— Start of SOURCE RECORDS —

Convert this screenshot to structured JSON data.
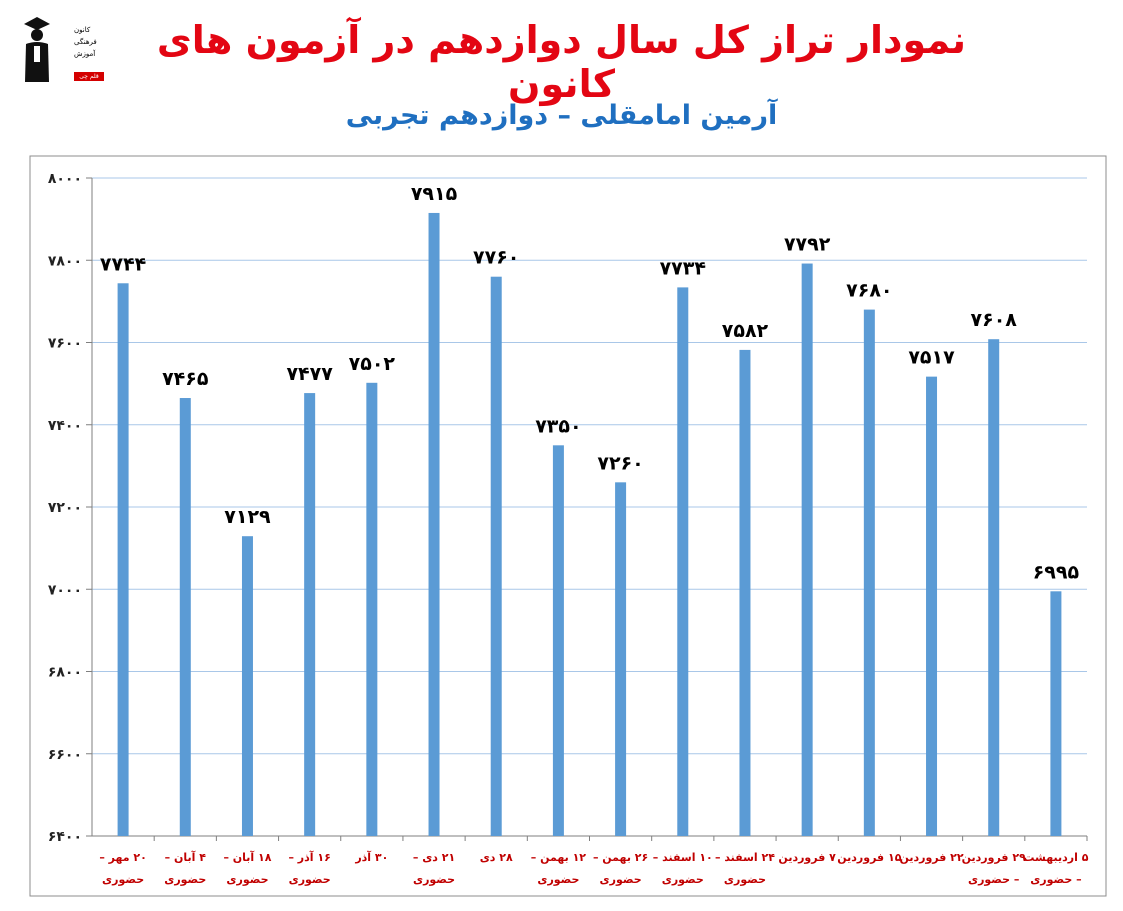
{
  "header": {
    "title": "نمودار تراز کل سال دوازدهم در آزمون های کانون",
    "subtitle": "آرمین امامقلی – دوازدهم تجربی"
  },
  "logo": {
    "line1": "کانون",
    "line2": "فرهنگی",
    "line3": "آموزش",
    "badge": "قلم چی"
  },
  "colors": {
    "title": "#e30613",
    "subtitle": "#1f6fc0",
    "bar": "#5b9bd5",
    "category_label": "#c00000",
    "grid": "#a9c7e8"
  },
  "chart_data": {
    "type": "bar",
    "ylim": [
      6400,
      8000
    ],
    "yticks": [
      "۶۴۰۰",
      "۶۶۰۰",
      "۶۸۰۰",
      "۷۰۰۰",
      "۷۲۰۰",
      "۷۴۰۰",
      "۷۶۰۰",
      "۷۸۰۰",
      "۸۰۰۰"
    ],
    "ytick_values": [
      6400,
      6600,
      6800,
      7000,
      7200,
      7400,
      7600,
      7800,
      8000
    ],
    "grid": true,
    "categories": [
      [
        "۲۰ مهر –",
        "حضوری"
      ],
      [
        "۴ آبان –",
        "حضوری"
      ],
      [
        "۱۸ آبان –",
        "حضوری"
      ],
      [
        "۱۶ آذر –",
        "حضوری"
      ],
      [
        "۳۰ آذر"
      ],
      [
        "۲۱ دی –",
        "حضوری"
      ],
      [
        "۲۸ دی"
      ],
      [
        "۱۲ بهمن –",
        "حضوری"
      ],
      [
        "۲۶ بهمن –",
        "حضوری"
      ],
      [
        "۱۰ اسفند –",
        "حضوری"
      ],
      [
        "۲۴ اسفند –",
        "حضوری"
      ],
      [
        "۷ فروردین"
      ],
      [
        "۱۵ فروردین"
      ],
      [
        "۲۲ فروردین"
      ],
      [
        "۲۹ فروردین",
        "– حضوری"
      ],
      [
        "۵ اردیبهشت",
        "– حضوری"
      ]
    ],
    "values": [
      7744,
      7465,
      7129,
      7477,
      7502,
      7915,
      7760,
      7350,
      7260,
      7734,
      7582,
      7792,
      7680,
      7517,
      7608,
      6995
    ],
    "data_labels": [
      "۷۷۴۴",
      "۷۴۶۵",
      "۷۱۲۹",
      "۷۴۷۷",
      "۷۵۰۲",
      "۷۹۱۵",
      "۷۷۶۰",
      "۷۳۵۰",
      "۷۲۶۰",
      "۷۷۳۴",
      "۷۵۸۲",
      "۷۷۹۲",
      "۷۶۸۰",
      "۷۵۱۷",
      "۷۶۰۸",
      "۶۹۹۵"
    ]
  }
}
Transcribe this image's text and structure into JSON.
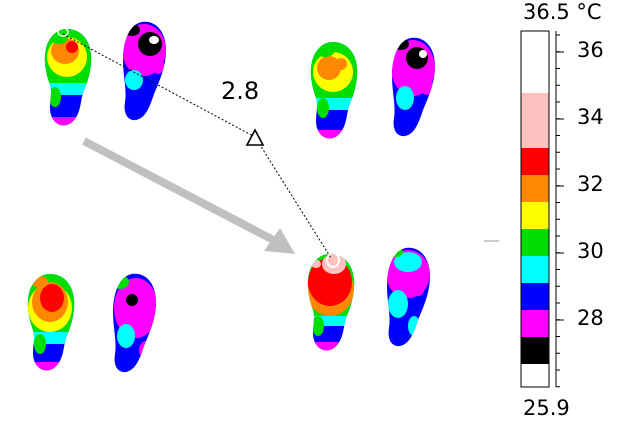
{
  "measurement": {
    "delta_value": "2.8"
  },
  "color_scale": {
    "max_label": "36.5 °C",
    "min_label": "25.9",
    "ticks": [
      "36",
      "34",
      "32",
      "30",
      "28"
    ],
    "bands": [
      {
        "name": "max",
        "color": "#ffffff"
      },
      {
        "name": "light-pink",
        "color": "#ffc0c0"
      },
      {
        "name": "red",
        "color": "#ff0000"
      },
      {
        "name": "orange",
        "color": "#ff8800"
      },
      {
        "name": "yellow",
        "color": "#ffff00"
      },
      {
        "name": "green",
        "color": "#00dd00"
      },
      {
        "name": "cyan",
        "color": "#00ffff"
      },
      {
        "name": "blue",
        "color": "#0000ff"
      },
      {
        "name": "magenta",
        "color": "#ff00ff"
      },
      {
        "name": "black",
        "color": "#000000"
      },
      {
        "name": "min",
        "color": "#ffffff"
      }
    ]
  },
  "accent_colors": {
    "arrow": "#c0c0c0",
    "connector": "#000000"
  }
}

— End of SOURCE RECORDS —

EXERCISE REQUIREMENTS — Locate each line with the word "کانون" and copy it.

RESULT OF THIS EXERCISE —
    "title": "نمودار تراز کل سال دوازدهم در آزمون های کانون",
    "line1": "کانون",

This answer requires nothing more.